From the listing below, extract each line containing the string "ylabel".

* Begin Supplied records *

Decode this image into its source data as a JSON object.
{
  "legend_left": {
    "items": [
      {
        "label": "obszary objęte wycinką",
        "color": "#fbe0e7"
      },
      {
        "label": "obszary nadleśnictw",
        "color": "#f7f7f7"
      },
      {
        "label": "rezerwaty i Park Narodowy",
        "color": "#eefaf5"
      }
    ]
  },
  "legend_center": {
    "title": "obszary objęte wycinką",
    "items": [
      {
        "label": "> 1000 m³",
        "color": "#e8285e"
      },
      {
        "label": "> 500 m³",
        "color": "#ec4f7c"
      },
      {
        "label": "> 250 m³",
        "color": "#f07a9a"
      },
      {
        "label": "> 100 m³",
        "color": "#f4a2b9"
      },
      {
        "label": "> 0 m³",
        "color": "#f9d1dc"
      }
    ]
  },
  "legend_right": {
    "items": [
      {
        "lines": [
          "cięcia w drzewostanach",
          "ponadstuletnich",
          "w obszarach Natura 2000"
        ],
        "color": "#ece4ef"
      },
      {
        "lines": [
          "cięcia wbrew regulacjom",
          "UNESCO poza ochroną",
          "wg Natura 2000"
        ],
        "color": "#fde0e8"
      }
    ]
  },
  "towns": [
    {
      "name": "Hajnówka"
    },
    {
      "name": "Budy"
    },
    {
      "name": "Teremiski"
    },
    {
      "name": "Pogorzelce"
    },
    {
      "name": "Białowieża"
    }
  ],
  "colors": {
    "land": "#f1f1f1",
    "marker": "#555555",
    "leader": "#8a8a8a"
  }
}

* End Supplied records *
* Begin Supplied records *

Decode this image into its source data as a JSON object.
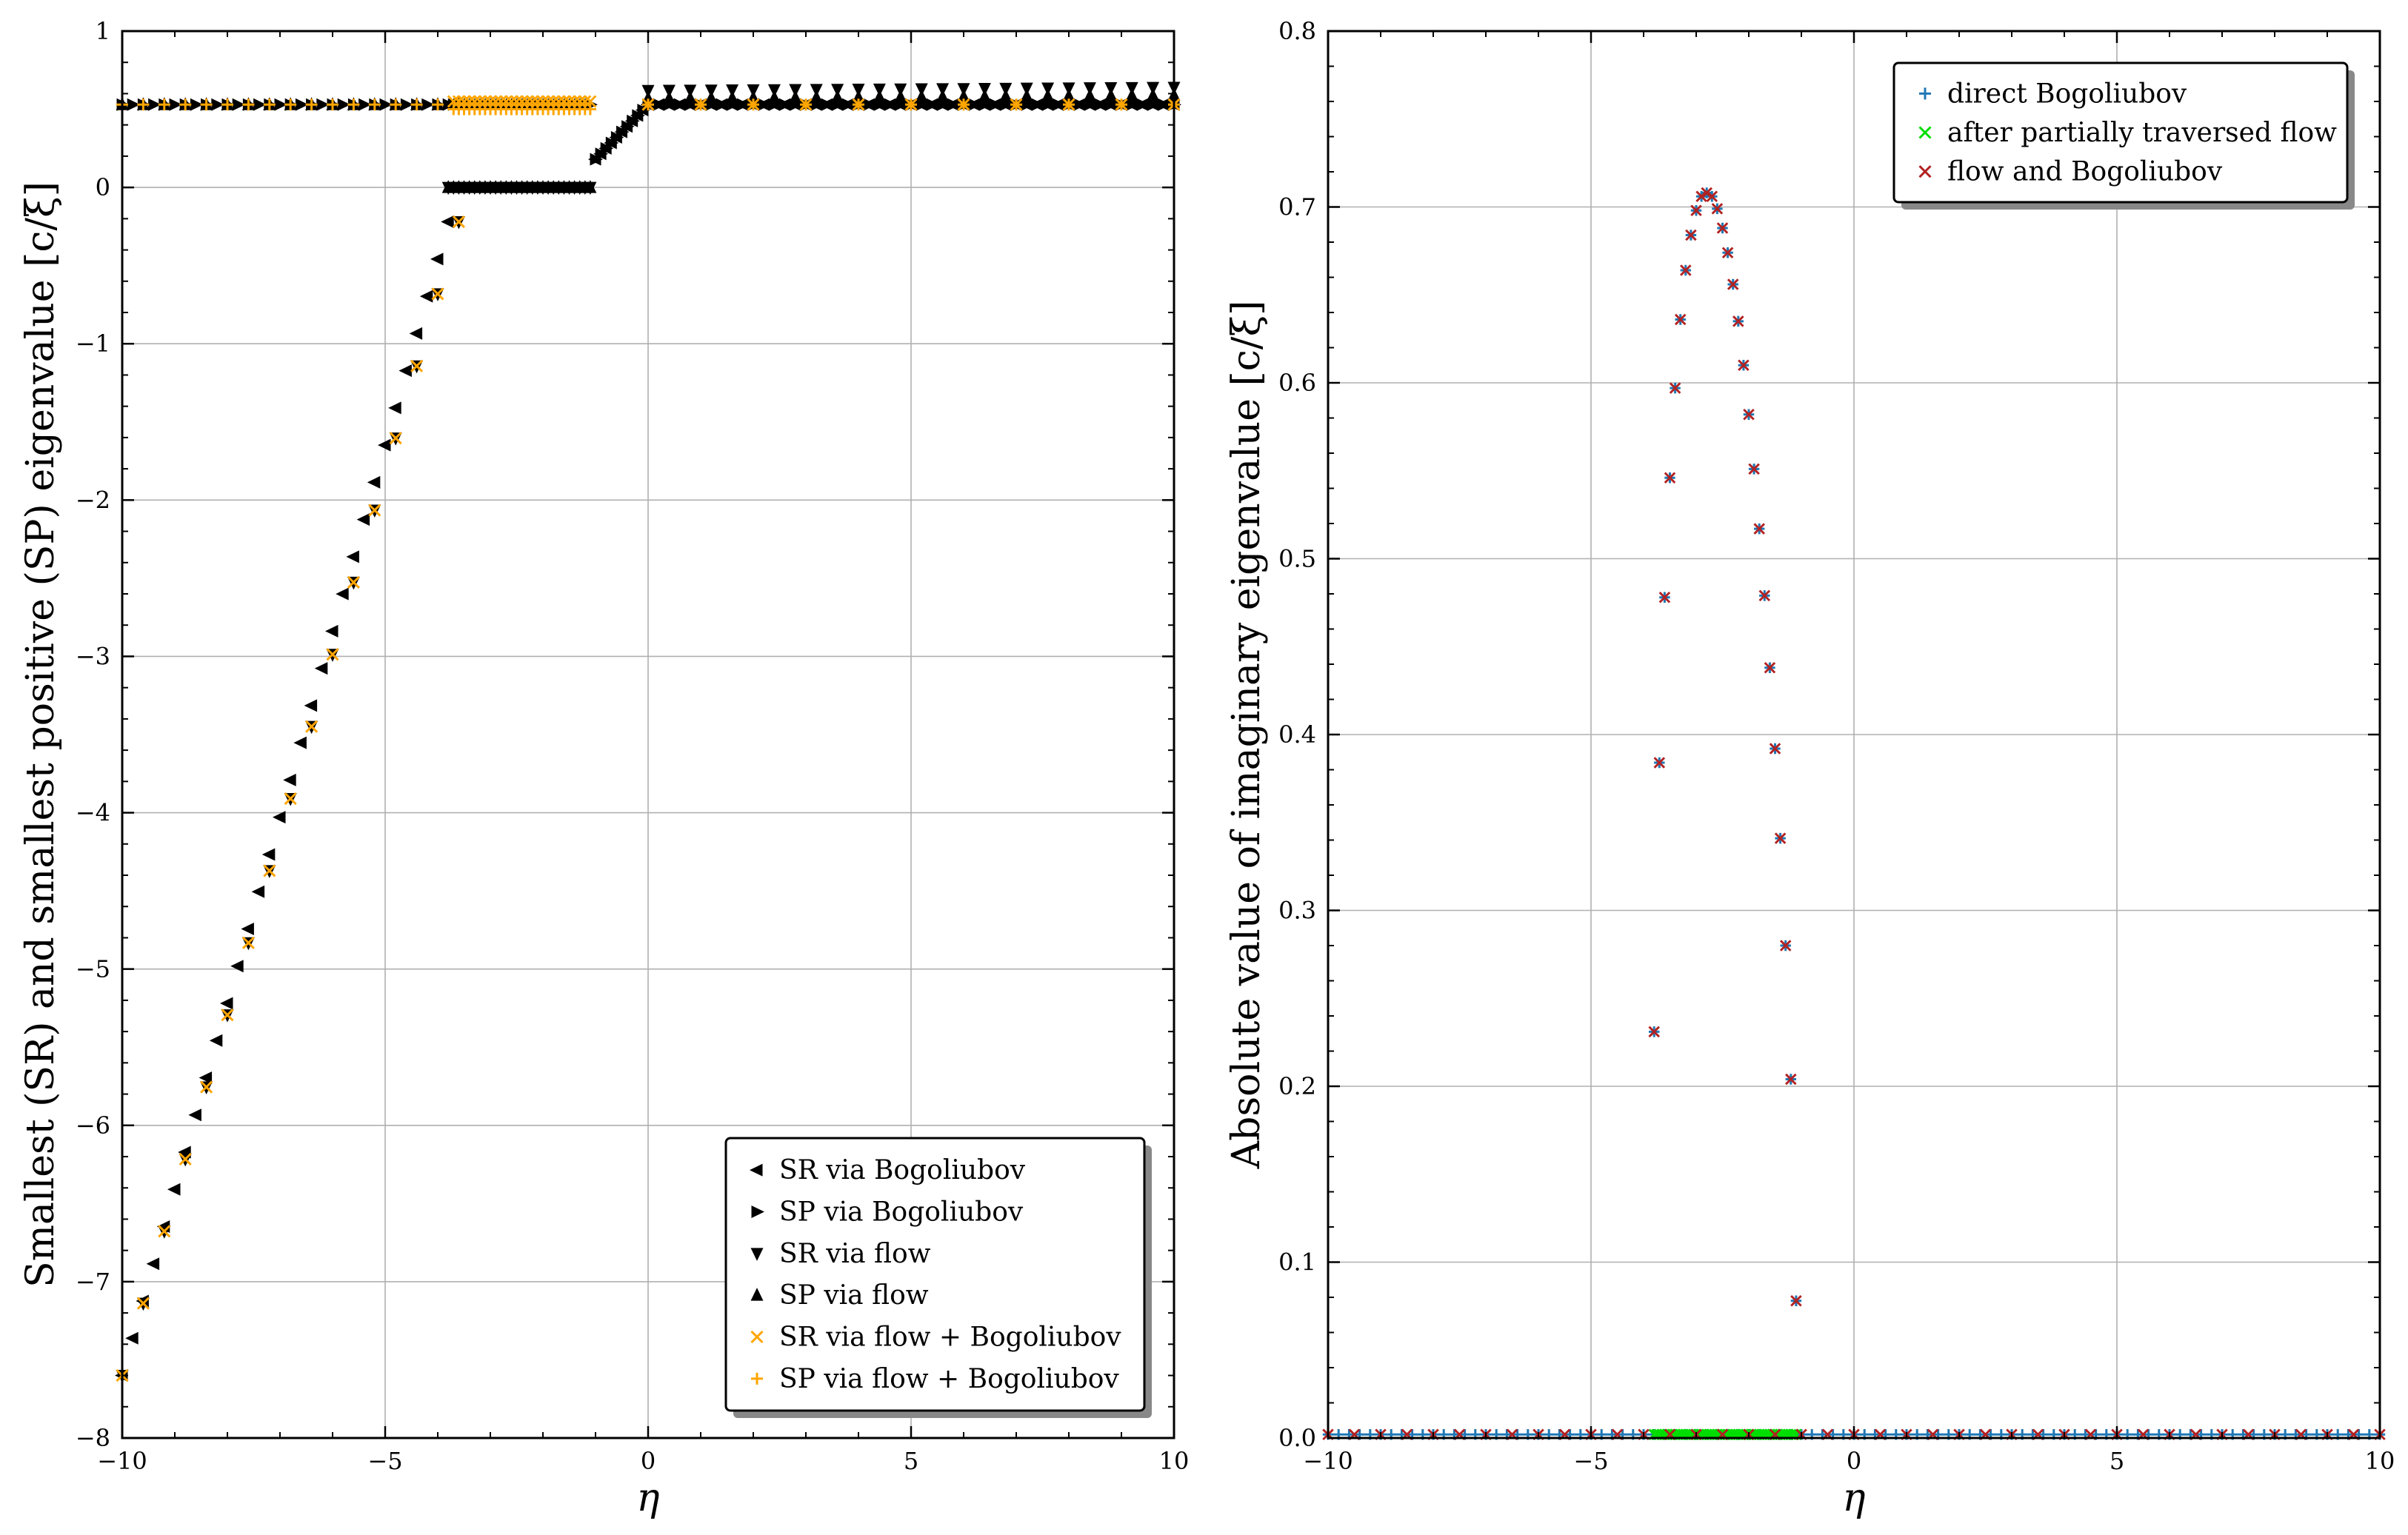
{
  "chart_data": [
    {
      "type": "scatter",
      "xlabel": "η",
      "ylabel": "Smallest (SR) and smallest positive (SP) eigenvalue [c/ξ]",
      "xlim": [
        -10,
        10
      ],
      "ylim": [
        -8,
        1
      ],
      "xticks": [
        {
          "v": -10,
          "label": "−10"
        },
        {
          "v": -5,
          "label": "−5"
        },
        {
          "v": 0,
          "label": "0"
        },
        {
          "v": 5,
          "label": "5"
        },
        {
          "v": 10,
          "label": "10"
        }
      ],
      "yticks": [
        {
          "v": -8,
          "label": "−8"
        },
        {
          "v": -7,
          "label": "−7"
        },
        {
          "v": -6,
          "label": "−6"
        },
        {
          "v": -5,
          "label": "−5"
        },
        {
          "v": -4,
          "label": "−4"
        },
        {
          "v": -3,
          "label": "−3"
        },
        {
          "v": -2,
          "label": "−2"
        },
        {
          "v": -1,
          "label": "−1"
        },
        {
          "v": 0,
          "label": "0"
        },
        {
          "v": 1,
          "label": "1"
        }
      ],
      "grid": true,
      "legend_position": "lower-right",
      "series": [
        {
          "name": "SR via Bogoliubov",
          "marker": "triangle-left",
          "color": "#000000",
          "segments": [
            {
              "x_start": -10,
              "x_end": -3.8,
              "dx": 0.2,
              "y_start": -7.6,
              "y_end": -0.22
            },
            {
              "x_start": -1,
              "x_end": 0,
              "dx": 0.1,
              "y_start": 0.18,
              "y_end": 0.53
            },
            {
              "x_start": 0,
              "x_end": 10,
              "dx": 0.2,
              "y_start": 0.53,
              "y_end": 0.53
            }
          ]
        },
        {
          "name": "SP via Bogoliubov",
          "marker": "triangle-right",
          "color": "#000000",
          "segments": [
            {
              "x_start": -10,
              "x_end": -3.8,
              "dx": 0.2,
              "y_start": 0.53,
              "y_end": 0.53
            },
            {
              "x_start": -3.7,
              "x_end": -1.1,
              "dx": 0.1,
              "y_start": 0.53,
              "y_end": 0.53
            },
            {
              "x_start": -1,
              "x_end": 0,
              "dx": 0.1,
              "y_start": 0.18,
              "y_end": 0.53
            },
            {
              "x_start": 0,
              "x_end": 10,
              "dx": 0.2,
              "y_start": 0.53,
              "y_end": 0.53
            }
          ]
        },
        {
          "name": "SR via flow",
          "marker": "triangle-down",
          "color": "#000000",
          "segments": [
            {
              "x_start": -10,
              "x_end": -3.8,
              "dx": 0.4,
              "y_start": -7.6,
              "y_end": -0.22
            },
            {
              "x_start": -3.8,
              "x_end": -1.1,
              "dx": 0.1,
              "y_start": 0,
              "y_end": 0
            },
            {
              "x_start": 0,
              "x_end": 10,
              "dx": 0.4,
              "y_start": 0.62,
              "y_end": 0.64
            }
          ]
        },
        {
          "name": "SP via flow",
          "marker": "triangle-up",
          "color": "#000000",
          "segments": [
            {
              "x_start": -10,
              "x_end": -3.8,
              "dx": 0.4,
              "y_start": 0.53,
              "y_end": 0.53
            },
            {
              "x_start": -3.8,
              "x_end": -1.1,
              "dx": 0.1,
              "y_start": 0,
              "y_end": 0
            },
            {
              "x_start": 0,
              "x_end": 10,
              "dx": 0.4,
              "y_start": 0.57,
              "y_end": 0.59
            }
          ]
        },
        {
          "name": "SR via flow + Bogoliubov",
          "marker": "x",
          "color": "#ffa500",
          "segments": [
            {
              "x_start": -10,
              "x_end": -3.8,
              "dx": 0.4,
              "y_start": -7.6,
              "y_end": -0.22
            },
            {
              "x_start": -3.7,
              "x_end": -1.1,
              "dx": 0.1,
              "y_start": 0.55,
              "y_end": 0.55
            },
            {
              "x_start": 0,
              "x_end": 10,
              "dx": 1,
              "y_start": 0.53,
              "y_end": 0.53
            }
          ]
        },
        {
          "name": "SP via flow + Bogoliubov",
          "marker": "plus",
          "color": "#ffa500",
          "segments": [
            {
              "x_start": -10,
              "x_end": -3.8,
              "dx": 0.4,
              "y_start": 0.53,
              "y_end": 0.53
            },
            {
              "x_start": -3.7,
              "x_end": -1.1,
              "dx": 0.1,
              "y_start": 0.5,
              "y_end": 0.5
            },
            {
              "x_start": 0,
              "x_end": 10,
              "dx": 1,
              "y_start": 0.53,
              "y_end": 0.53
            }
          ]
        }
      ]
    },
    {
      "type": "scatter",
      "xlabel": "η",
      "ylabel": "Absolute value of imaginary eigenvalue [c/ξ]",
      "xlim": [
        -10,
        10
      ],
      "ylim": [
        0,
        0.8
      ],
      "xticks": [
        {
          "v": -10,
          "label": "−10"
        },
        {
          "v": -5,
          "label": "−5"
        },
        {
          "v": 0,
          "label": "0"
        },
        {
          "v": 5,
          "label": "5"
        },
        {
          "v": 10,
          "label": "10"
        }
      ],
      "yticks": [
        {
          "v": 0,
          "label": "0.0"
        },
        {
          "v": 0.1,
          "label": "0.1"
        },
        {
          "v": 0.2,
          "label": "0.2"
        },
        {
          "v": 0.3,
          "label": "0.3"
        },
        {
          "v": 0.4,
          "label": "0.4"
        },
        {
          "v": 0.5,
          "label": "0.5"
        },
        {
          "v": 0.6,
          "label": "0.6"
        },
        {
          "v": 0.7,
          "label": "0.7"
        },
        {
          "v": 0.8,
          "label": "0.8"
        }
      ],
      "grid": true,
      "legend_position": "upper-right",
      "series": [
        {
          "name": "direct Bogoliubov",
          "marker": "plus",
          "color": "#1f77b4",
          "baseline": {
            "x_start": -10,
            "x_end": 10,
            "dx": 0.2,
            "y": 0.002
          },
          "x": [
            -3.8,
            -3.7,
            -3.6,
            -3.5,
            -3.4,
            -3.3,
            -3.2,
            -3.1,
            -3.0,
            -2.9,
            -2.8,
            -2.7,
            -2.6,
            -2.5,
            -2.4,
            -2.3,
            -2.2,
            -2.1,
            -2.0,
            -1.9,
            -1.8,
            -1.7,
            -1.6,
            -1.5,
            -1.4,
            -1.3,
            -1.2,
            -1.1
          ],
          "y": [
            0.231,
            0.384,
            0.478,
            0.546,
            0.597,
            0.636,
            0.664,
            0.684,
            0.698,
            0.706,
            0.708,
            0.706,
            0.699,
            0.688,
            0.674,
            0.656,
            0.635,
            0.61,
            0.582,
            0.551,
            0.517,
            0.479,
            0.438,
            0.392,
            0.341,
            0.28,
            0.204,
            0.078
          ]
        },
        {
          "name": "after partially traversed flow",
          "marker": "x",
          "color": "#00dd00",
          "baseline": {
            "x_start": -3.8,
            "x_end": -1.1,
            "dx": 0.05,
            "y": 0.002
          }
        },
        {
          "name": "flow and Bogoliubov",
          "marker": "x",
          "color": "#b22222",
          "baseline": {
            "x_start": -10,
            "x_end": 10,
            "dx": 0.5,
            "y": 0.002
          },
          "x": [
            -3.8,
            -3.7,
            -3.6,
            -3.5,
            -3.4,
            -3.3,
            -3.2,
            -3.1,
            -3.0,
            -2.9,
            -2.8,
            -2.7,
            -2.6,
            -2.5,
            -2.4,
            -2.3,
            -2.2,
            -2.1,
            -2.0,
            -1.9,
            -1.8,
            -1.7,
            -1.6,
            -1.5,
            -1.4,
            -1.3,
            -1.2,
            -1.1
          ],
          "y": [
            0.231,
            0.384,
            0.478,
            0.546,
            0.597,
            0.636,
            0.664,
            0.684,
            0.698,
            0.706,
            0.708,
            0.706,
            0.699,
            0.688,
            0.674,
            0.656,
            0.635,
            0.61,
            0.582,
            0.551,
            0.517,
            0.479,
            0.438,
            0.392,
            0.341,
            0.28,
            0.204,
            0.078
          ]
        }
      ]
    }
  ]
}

* End Supplied records *

### Answer for this exercise
      "ylabel": "Smallest (SR) and smallest positive (SP) eigenvalue [c/ξ]",
      "ylabel": "Absolute value of imaginary eigenvalue [c/ξ]",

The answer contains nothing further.